→ Given exercise:
Take each line containing the word "color" and copy it.

→ Material shown:
⟨
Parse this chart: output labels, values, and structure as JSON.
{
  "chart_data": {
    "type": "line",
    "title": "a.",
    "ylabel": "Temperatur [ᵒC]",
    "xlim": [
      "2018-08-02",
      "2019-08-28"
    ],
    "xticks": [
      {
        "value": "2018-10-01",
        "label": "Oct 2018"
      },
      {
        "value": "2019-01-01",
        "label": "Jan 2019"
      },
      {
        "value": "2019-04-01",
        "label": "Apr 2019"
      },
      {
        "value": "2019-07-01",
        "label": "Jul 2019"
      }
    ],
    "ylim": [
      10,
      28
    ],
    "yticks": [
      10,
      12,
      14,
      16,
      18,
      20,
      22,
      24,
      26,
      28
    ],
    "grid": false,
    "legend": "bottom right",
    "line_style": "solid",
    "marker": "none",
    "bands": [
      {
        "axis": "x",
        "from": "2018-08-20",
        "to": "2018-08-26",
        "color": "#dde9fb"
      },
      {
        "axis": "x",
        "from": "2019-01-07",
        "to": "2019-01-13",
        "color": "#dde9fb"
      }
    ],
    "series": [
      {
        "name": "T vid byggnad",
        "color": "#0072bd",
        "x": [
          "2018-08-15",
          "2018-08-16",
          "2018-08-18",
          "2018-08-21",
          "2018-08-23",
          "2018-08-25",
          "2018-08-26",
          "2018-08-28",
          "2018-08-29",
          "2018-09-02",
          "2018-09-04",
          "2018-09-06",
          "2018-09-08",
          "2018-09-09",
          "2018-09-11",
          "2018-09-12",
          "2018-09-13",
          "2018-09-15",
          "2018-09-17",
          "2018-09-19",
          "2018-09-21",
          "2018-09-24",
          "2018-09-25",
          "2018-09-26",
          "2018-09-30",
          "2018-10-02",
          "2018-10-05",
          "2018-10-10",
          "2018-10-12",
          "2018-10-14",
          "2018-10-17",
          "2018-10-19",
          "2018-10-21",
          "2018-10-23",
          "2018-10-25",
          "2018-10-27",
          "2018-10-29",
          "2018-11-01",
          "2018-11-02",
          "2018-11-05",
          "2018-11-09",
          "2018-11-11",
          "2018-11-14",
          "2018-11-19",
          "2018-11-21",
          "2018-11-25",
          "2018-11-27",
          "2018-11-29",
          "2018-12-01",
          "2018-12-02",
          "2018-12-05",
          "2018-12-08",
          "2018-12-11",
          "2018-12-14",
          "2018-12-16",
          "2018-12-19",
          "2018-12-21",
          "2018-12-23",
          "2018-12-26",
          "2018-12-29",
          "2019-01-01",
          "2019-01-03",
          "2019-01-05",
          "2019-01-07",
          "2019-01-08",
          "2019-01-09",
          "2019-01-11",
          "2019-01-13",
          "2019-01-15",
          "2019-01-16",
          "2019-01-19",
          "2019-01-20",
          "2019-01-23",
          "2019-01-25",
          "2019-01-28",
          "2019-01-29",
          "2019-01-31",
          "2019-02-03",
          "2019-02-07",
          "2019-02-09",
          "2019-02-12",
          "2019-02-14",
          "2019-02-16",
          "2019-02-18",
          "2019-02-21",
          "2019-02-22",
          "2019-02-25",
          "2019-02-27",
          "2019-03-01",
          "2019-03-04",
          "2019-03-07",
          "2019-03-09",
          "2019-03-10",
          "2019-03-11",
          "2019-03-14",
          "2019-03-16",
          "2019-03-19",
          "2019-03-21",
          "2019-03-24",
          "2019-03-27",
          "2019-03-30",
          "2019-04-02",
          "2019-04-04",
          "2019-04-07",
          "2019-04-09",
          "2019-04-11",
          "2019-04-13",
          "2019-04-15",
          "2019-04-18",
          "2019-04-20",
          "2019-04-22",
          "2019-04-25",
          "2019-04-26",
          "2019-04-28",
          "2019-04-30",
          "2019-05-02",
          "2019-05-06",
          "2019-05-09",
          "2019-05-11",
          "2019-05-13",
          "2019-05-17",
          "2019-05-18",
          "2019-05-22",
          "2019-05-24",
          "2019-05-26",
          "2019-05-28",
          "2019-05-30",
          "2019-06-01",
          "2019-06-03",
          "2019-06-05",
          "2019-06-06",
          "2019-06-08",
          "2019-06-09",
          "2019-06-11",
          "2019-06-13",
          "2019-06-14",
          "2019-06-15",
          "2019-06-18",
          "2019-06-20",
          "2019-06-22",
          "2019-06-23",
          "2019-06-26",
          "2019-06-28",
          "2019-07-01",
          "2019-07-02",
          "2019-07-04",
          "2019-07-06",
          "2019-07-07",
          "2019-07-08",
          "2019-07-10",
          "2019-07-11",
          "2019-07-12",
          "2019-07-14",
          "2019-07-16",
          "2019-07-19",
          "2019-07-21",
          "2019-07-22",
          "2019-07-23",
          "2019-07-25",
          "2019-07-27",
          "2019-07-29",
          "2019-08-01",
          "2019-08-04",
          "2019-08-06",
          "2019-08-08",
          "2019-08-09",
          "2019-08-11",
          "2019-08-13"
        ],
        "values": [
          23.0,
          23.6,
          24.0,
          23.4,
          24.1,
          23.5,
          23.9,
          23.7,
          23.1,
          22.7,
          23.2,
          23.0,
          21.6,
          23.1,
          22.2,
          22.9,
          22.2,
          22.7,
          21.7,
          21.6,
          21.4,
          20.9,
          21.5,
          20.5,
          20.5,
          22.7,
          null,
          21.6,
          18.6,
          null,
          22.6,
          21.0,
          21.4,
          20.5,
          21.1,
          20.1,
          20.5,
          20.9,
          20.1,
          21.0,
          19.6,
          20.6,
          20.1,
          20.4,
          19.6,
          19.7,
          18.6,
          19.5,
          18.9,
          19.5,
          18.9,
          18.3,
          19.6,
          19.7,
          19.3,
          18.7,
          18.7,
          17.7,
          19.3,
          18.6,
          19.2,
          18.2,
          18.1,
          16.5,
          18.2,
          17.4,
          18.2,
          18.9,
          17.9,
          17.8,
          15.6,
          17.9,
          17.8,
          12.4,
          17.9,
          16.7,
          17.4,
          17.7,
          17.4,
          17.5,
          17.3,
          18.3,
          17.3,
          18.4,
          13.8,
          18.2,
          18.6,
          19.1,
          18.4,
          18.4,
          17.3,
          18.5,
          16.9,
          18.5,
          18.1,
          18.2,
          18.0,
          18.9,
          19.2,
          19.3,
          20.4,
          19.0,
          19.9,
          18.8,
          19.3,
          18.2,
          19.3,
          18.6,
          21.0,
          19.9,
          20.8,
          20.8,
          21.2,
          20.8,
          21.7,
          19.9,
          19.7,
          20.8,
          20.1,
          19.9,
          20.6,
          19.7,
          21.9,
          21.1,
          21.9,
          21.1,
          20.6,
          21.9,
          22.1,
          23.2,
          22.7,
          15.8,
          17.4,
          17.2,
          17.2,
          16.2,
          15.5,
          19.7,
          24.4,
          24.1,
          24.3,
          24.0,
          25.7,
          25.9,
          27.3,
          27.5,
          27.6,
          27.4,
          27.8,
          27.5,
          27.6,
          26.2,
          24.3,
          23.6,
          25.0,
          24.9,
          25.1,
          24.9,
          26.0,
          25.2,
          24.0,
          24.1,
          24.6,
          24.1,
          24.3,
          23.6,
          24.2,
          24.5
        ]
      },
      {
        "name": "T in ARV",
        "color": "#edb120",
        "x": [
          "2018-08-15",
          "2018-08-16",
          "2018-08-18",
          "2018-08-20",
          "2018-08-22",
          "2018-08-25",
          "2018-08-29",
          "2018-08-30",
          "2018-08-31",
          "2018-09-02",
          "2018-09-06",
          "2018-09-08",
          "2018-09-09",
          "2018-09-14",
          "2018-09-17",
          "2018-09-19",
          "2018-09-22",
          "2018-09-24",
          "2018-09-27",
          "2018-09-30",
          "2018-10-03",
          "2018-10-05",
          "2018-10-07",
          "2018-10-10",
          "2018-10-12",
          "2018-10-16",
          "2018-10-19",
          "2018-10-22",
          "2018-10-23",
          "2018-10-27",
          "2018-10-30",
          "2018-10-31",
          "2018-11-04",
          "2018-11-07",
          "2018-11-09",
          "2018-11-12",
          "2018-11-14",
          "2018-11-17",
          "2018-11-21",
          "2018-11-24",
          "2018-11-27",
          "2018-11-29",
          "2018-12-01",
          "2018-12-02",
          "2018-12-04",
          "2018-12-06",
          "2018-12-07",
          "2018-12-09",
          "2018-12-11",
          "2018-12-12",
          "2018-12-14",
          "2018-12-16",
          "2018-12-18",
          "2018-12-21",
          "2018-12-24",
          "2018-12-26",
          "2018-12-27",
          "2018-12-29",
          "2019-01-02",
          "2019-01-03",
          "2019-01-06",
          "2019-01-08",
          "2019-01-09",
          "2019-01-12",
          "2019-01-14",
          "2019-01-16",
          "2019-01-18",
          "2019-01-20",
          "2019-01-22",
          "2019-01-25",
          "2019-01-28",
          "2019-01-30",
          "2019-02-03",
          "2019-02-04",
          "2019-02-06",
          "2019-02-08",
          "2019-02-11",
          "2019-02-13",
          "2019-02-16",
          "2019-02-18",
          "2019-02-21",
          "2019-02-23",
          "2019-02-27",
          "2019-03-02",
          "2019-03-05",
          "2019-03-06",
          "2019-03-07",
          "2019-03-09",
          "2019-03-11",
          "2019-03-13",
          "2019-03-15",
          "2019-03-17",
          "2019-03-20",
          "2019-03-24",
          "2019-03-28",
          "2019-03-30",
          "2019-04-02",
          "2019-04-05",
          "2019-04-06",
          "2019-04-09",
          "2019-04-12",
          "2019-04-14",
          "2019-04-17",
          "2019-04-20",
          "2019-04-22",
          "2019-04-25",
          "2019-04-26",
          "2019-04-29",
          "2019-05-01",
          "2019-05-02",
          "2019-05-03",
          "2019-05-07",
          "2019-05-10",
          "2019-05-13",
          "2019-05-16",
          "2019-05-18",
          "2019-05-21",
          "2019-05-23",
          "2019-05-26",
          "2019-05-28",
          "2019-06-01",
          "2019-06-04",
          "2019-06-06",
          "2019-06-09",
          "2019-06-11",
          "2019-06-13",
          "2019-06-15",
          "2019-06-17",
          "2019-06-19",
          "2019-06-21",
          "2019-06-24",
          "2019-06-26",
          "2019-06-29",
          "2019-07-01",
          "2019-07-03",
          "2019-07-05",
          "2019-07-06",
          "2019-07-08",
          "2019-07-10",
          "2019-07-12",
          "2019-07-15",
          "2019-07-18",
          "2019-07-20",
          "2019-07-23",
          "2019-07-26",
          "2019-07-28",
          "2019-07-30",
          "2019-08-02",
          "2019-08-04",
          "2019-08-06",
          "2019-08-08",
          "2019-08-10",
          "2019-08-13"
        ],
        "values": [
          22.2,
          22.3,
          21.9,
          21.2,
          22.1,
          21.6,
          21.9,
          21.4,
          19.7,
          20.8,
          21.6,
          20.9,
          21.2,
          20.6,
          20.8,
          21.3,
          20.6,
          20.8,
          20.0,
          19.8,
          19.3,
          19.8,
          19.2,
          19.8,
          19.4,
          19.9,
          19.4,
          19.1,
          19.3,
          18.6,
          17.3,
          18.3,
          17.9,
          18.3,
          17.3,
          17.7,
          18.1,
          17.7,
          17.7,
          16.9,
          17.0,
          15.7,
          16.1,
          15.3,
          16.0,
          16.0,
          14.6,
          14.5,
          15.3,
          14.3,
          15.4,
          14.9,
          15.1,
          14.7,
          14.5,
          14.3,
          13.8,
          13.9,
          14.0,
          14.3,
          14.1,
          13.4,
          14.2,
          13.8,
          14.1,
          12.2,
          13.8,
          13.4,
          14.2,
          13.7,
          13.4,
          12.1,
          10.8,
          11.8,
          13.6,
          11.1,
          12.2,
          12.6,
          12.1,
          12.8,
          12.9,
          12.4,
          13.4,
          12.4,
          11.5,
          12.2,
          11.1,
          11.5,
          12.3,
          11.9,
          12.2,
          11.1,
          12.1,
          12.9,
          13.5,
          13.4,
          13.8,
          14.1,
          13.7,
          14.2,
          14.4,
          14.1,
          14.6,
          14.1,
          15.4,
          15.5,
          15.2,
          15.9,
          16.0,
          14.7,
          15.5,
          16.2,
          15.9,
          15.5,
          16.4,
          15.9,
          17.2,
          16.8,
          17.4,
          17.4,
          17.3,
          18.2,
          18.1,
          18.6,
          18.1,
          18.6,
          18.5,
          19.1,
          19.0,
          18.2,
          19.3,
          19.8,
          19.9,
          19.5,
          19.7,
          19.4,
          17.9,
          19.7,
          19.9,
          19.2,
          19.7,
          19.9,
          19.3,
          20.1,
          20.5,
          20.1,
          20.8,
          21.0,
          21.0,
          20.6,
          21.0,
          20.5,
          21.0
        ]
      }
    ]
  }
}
⟩
→ Task output:
        "color": "#dde9fb"
        "color": "#dde9fb"
        "color": "#0072bd",
        "color": "#edb120",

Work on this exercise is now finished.